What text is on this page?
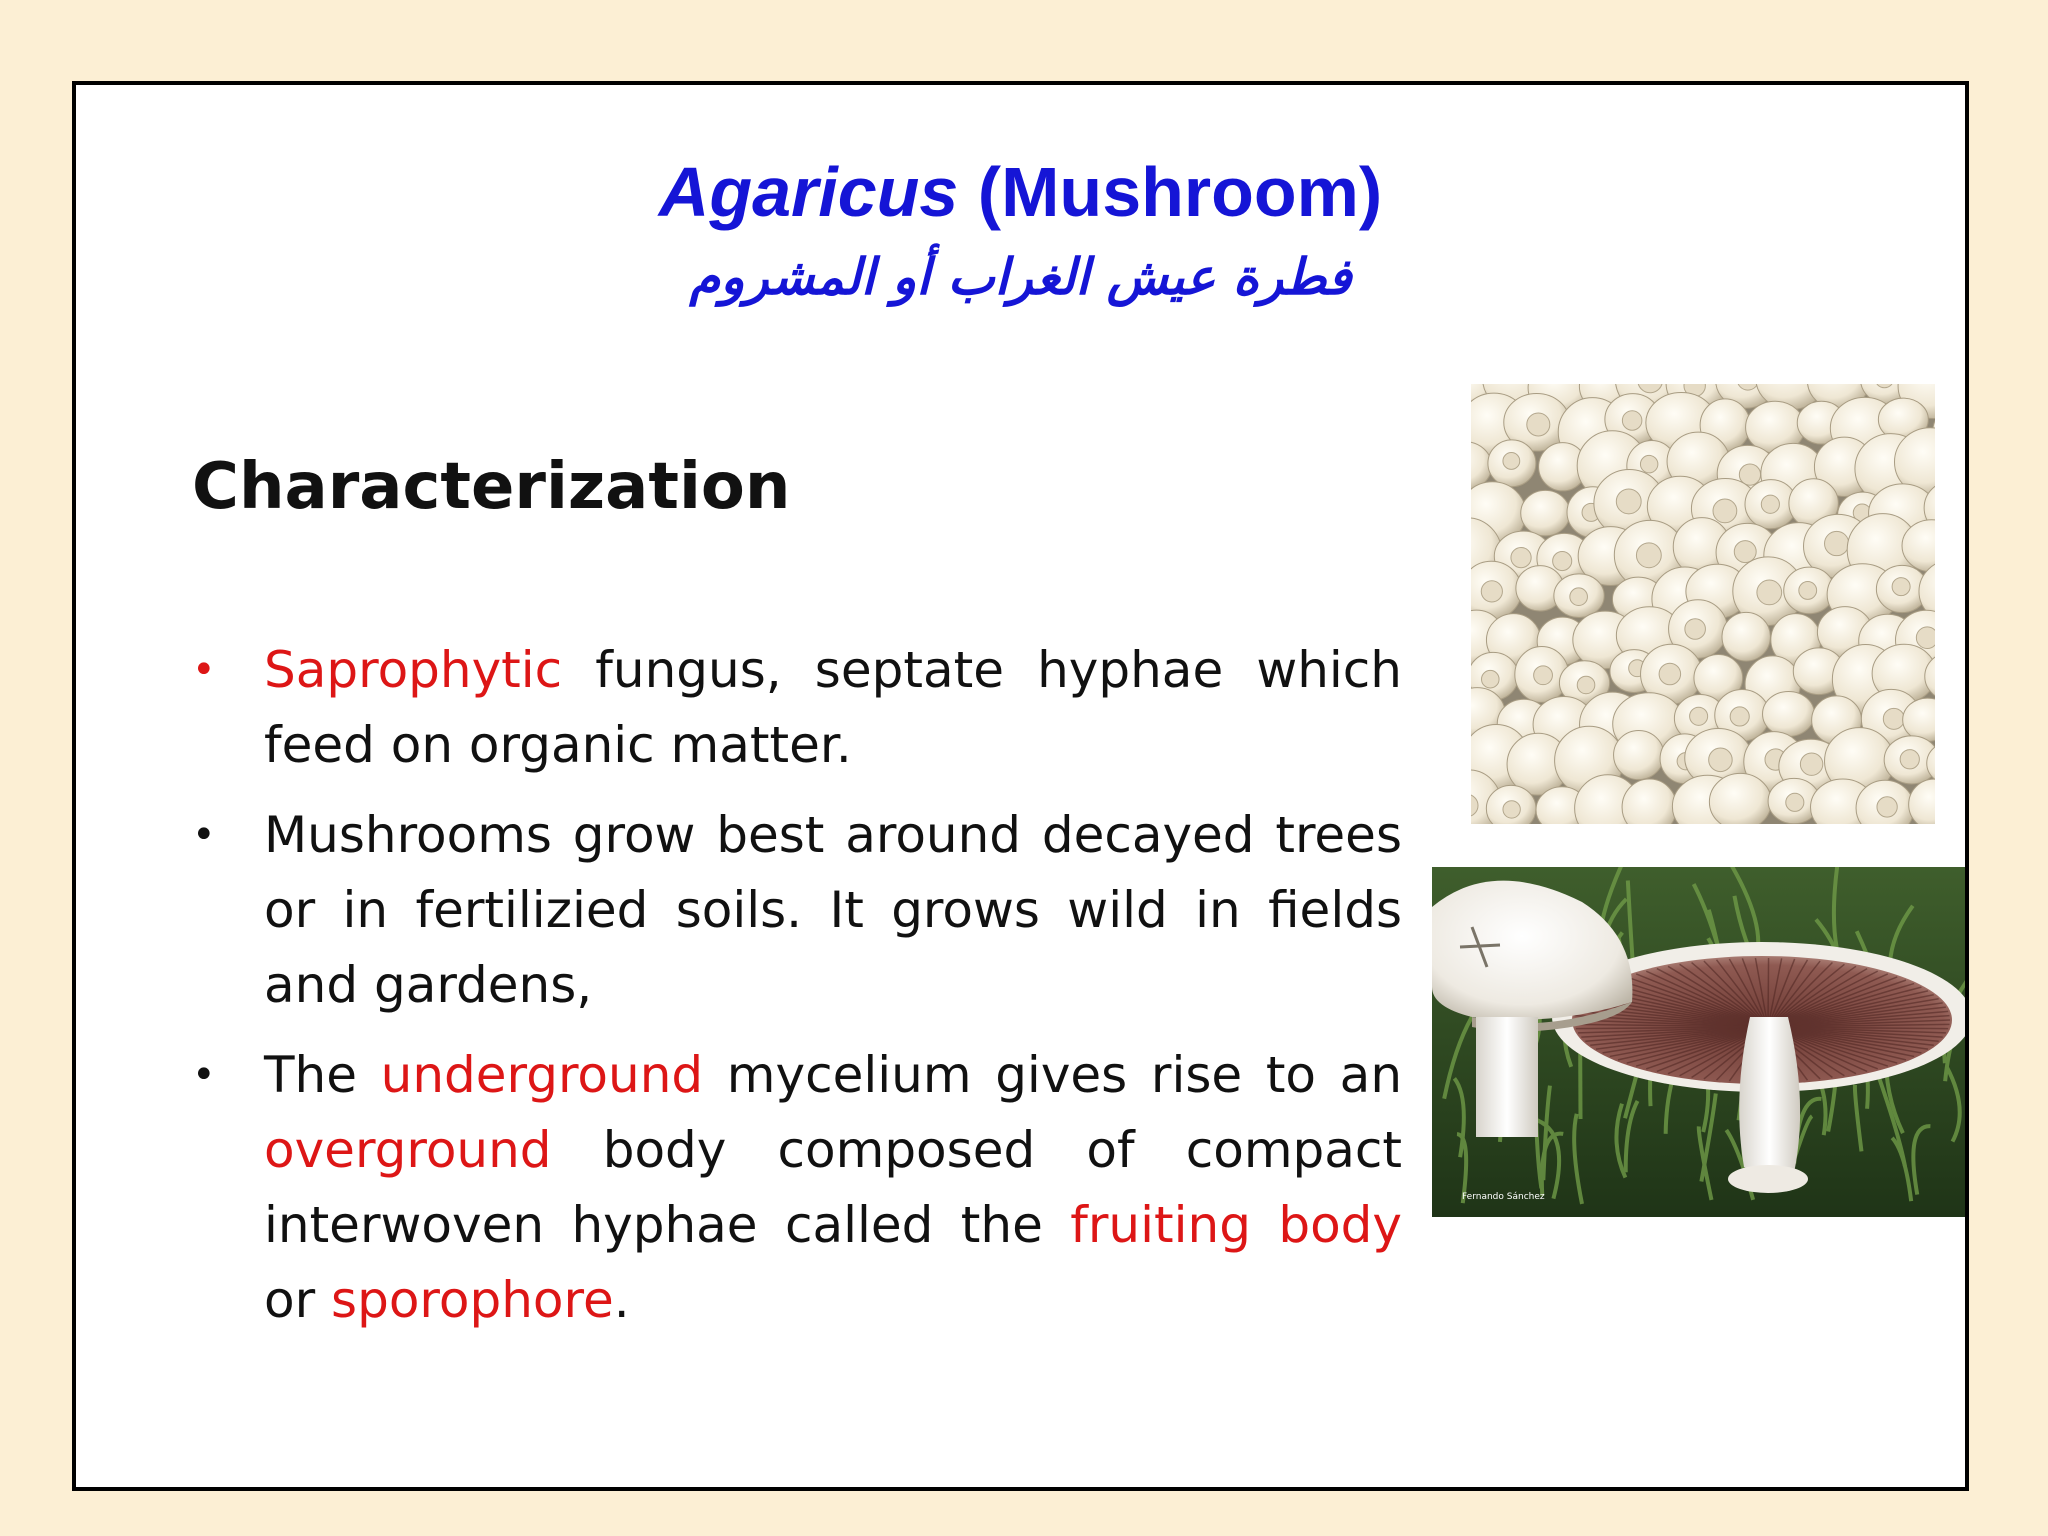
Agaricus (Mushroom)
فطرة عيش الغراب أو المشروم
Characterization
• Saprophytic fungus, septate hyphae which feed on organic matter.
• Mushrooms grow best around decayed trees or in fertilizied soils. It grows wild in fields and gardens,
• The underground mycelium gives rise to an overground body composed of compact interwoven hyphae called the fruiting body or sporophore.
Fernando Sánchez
* * * * * * * * *
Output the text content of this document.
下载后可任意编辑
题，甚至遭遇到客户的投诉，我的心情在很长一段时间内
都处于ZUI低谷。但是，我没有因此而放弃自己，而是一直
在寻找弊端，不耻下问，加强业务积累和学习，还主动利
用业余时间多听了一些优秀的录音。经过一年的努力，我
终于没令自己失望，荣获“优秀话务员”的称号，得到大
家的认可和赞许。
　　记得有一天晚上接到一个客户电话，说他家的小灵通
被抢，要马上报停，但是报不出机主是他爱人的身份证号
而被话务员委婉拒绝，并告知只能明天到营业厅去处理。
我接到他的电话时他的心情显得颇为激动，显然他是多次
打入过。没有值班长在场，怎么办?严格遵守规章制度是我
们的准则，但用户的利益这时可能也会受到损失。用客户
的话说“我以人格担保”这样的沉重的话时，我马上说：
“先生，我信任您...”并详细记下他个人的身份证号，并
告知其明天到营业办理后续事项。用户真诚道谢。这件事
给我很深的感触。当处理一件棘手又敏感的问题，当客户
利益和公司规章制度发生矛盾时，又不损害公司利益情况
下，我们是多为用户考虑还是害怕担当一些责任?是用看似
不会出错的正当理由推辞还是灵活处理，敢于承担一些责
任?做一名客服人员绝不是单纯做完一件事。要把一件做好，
* * * * * * * * *
__Given task__
Find the lines containing "text" and pull them out.

__Output of the exercise__
What text is on this page?
Output the text content of this document.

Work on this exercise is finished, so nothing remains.